** Start Supplied information **

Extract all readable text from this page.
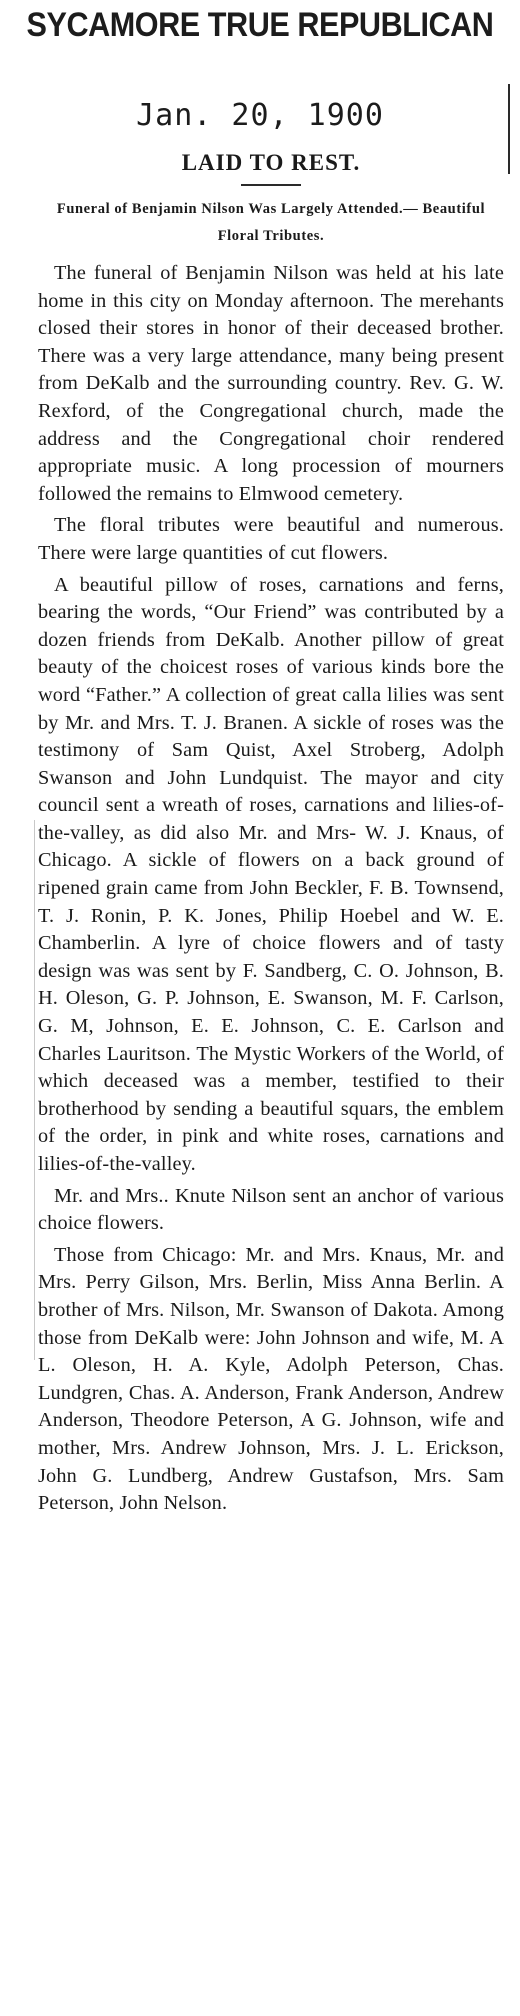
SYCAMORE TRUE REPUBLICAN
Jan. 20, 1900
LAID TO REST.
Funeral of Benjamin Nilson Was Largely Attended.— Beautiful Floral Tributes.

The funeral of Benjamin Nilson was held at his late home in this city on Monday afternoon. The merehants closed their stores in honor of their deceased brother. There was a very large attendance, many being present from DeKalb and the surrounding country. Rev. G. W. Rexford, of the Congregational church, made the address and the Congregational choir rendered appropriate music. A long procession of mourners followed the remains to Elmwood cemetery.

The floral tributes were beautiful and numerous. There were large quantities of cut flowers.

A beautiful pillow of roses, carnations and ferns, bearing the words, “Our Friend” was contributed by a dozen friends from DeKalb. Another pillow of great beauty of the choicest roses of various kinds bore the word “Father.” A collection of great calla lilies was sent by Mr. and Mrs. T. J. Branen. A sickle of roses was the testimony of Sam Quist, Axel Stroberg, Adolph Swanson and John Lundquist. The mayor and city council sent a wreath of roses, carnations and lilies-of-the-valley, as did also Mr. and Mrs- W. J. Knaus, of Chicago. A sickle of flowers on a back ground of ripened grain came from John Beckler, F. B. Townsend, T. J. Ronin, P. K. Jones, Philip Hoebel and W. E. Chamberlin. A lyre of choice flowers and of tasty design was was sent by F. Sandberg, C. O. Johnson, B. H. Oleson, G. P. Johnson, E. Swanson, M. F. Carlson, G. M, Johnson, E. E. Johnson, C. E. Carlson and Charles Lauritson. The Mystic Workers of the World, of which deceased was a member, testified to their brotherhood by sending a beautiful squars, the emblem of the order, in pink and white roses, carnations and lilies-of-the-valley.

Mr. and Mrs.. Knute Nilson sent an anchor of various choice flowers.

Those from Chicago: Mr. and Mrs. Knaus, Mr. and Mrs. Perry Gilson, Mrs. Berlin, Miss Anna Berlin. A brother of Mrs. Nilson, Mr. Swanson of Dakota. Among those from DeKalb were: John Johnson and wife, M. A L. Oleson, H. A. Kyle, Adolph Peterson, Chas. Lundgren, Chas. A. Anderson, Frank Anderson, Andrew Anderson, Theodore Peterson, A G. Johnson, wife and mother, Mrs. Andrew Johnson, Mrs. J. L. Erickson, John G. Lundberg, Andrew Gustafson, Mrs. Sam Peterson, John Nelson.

** End Supplied information **
** Start Supplied information **

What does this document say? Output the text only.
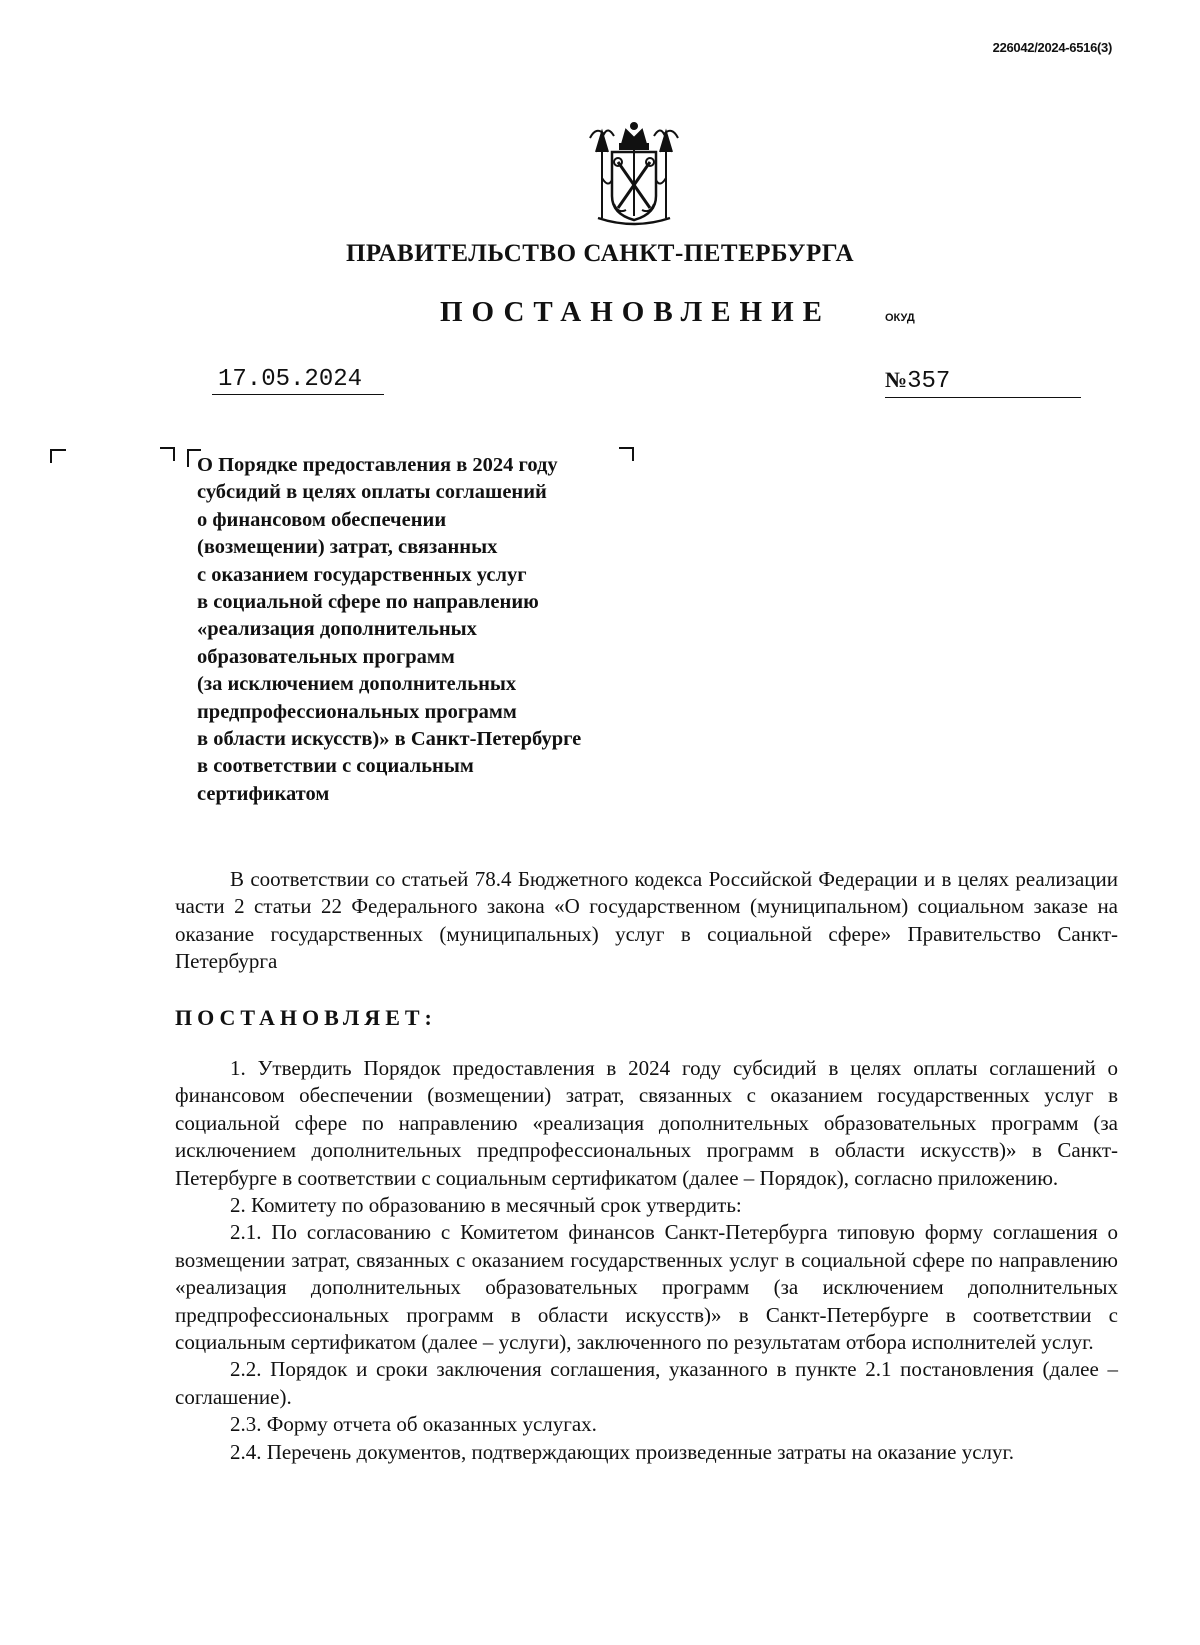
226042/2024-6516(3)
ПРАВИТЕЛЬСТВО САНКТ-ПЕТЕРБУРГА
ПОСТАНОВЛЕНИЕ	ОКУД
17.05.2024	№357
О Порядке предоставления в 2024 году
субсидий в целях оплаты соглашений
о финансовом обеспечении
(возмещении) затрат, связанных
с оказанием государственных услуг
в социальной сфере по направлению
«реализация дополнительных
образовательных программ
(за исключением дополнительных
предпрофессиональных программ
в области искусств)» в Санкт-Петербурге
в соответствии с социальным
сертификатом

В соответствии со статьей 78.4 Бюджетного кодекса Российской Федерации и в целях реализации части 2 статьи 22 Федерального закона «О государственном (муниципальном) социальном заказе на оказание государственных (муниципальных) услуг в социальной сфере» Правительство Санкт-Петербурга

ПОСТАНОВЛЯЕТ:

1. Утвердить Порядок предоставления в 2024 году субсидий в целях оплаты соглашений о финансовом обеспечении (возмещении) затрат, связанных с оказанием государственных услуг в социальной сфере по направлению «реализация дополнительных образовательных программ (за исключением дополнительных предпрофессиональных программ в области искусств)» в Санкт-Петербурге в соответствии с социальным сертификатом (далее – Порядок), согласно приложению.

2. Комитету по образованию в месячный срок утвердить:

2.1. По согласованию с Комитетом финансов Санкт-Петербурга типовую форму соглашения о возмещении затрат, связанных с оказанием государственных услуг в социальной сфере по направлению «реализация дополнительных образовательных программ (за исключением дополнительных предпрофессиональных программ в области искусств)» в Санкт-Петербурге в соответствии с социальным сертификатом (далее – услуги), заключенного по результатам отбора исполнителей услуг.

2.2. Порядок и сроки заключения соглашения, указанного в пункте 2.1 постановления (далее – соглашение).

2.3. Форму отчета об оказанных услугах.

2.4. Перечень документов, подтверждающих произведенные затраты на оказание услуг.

** End Supplied information **

> [Instructions for the task]: Select and copy each line from the data that includes the word "text".

> [Written response]:
Extract all readable text from this page.
What does this document say? Output the text only.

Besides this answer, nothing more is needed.